Please rewrite every one of these rows with "x-tick-label" renamed to "x-axis-tick", leaving everything else unchanged.

------ Exercise data

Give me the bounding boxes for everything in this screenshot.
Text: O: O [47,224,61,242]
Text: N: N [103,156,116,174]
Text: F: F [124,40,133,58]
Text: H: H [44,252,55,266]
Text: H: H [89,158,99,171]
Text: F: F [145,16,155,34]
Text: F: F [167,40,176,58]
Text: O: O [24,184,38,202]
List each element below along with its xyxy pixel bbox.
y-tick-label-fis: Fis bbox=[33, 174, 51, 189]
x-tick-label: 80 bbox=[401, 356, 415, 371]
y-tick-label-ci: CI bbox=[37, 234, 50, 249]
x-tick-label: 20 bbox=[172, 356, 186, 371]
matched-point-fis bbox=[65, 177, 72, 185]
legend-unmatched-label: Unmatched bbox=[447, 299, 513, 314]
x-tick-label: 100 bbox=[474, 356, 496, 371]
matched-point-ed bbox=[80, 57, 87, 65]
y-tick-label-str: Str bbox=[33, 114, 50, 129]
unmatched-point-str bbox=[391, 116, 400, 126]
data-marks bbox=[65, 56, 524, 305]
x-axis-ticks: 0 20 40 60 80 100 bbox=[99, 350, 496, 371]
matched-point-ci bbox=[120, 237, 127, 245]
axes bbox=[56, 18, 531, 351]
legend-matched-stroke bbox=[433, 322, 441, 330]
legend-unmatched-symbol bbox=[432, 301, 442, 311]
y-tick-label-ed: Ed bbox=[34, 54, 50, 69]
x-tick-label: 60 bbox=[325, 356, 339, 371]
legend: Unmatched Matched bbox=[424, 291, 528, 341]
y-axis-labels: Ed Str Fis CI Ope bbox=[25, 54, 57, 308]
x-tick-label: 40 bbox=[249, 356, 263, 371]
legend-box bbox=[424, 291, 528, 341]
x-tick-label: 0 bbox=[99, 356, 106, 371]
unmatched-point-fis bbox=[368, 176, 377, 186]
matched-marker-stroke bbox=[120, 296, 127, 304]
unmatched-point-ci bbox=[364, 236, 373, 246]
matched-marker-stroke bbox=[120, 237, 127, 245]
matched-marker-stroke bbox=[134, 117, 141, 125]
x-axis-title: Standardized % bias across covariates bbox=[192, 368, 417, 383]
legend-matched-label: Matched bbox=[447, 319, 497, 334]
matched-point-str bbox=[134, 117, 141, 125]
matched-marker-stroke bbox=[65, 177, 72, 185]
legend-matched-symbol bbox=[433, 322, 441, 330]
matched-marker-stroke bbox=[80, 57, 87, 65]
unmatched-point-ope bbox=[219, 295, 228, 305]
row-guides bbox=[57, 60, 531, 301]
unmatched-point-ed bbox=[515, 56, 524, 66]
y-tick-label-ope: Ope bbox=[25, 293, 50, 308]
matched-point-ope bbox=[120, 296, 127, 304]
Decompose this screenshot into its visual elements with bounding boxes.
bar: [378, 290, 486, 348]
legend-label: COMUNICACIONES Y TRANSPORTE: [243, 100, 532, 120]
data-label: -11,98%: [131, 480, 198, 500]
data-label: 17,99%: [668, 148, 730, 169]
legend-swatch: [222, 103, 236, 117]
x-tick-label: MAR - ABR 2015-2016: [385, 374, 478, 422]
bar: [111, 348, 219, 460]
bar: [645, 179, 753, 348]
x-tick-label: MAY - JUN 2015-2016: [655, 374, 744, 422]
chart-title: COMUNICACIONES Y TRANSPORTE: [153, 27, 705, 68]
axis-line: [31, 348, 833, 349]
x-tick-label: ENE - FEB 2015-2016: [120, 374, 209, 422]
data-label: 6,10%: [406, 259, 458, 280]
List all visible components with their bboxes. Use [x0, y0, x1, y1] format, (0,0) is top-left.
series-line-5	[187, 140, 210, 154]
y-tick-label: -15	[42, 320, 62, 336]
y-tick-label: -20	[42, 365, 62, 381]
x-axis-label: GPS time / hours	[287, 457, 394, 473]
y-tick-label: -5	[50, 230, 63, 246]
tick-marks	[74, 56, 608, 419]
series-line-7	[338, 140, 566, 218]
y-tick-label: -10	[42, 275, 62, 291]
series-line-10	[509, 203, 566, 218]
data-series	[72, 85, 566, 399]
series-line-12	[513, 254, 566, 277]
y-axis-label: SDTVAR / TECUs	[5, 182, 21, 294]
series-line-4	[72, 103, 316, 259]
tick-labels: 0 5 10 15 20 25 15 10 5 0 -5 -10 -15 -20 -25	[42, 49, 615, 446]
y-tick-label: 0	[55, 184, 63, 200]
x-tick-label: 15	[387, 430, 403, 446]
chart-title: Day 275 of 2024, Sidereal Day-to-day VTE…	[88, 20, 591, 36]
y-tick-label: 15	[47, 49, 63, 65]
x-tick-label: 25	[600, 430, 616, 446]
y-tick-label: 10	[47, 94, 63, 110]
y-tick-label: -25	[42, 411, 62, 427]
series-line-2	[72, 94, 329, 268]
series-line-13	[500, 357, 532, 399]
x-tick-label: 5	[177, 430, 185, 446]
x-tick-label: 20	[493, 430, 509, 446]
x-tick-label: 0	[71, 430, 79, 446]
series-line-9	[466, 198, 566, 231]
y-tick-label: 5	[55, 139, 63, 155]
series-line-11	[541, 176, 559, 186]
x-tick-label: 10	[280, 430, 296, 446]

------------

## Expected answer
Give me the bounding boxes for everything in this screenshot.
Text: O: O [47,224,61,242]
Text: N: N [103,156,116,174]
Text: F: F [124,40,133,58]
Text: H: H [44,252,55,266]
Text: H: H [89,158,99,171]
Text: F: F [145,16,155,34]
Text: F: F [167,40,176,58]
Text: O: O [24,184,38,202]
List each element below along with its xyxy pixel bbox.
y-tick-label-fis: Fis bbox=[33, 174, 51, 189]
x-axis-tick: 80 bbox=[401, 356, 415, 371]
y-tick-label-ci: CI bbox=[37, 234, 50, 249]
x-axis-tick: 20 bbox=[172, 356, 186, 371]
matched-point-fis bbox=[65, 177, 72, 185]
legend-unmatched-label: Unmatched bbox=[447, 299, 513, 314]
x-axis-tick: 100 bbox=[474, 356, 496, 371]
matched-point-ed bbox=[80, 57, 87, 65]
y-tick-label-str: Str bbox=[33, 114, 50, 129]
unmatched-point-str bbox=[391, 116, 400, 126]
data-marks bbox=[65, 56, 524, 305]
x-axis-ticks: 0 20 40 60 80 100 bbox=[99, 350, 496, 371]
matched-point-ci bbox=[120, 237, 127, 245]
axes bbox=[56, 18, 531, 351]
legend-matched-stroke bbox=[433, 322, 441, 330]
legend-unmatched-symbol bbox=[432, 301, 442, 311]
y-tick-label-ed: Ed bbox=[34, 54, 50, 69]
x-axis-tick: 60 bbox=[325, 356, 339, 371]
legend: Unmatched Matched bbox=[424, 291, 528, 341]
y-axis-labels: Ed Str Fis CI Ope bbox=[25, 54, 57, 308]
x-axis-tick: 40 bbox=[249, 356, 263, 371]
legend-box bbox=[424, 291, 528, 341]
x-axis-tick: 0 bbox=[99, 356, 106, 371]
unmatched-point-fis bbox=[368, 176, 377, 186]
matched-marker-stroke bbox=[120, 296, 127, 304]
unmatched-point-ci bbox=[364, 236, 373, 246]
matched-marker-stroke bbox=[120, 237, 127, 245]
matched-marker-stroke bbox=[134, 117, 141, 125]
x-axis-title: Standardized % bias across covariates bbox=[192, 368, 417, 383]
legend-matched-label: Matched bbox=[447, 319, 497, 334]
matched-point-str bbox=[134, 117, 141, 125]
matched-marker-stroke bbox=[65, 177, 72, 185]
legend-matched-symbol bbox=[433, 322, 441, 330]
matched-marker-stroke bbox=[80, 57, 87, 65]
unmatched-point-ope bbox=[219, 295, 228, 305]
row-guides bbox=[57, 60, 531, 301]
unmatched-point-ed bbox=[515, 56, 524, 66]
y-tick-label-ope: Ope bbox=[25, 293, 50, 308]
matched-point-ope bbox=[120, 296, 127, 304]
Decompose this screenshot into its visual elements with bounding boxes.
bar: [378, 290, 486, 348]
legend-label: COMUNICACIONES Y TRANSPORTE: [243, 100, 532, 120]
data-label: -11,98%: [131, 480, 198, 500]
data-label: 17,99%: [668, 148, 730, 169]
legend-swatch: [222, 103, 236, 117]
x-axis-tick: MAR - ABR 2015-2016: [385, 374, 478, 422]
bar: [111, 348, 219, 460]
bar: [645, 179, 753, 348]
x-axis-tick: MAY - JUN 2015-2016: [655, 374, 744, 422]
chart-title: COMUNICACIONES Y TRANSPORTE: [153, 27, 705, 68]
axis-line: [31, 348, 833, 349]
x-axis-tick: ENE - FEB 2015-2016: [120, 374, 209, 422]
data-label: 6,10%: [406, 259, 458, 280]
List all visible components with their bboxes. Use [x0, y0, x1, y1] format, (0,0) is top-left.
series-line-5	[187, 140, 210, 154]
y-tick-label: -15	[42, 320, 62, 336]
y-tick-label: -20	[42, 365, 62, 381]
x-axis-label: GPS time / hours	[287, 457, 394, 473]
y-tick-label: -5	[50, 230, 63, 246]
tick-marks	[74, 56, 608, 419]
series-line-7	[338, 140, 566, 218]
y-tick-label: -10	[42, 275, 62, 291]
series-line-10	[509, 203, 566, 218]
data-series	[72, 85, 566, 399]
series-line-12	[513, 254, 566, 277]
y-axis-label: SDTVAR / TECUs	[5, 182, 21, 294]
series-line-4	[72, 103, 316, 259]
tick-labels: 0 5 10 15 20 25 15 10 5 0 -5 -10 -15 -20 -25	[42, 49, 615, 446]
y-tick-label: 0	[55, 184, 63, 200]
x-axis-tick: 15	[387, 430, 403, 446]
chart-title: Day 275 of 2024, Sidereal Day-to-day VTE…	[88, 20, 591, 36]
y-tick-label: 15	[47, 49, 63, 65]
x-axis-tick: 25	[600, 430, 616, 446]
y-tick-label: 10	[47, 94, 63, 110]
y-tick-label: -25	[42, 411, 62, 427]
series-line-2	[72, 94, 329, 268]
series-line-13	[500, 357, 532, 399]
x-axis-tick: 5	[177, 430, 185, 446]
x-axis-tick: 20	[493, 430, 509, 446]
x-axis-tick: 0	[71, 430, 79, 446]
series-line-9	[466, 198, 566, 231]
y-tick-label: 5	[55, 139, 63, 155]
series-line-11	[541, 176, 559, 186]
x-axis-tick: 10	[280, 430, 296, 446]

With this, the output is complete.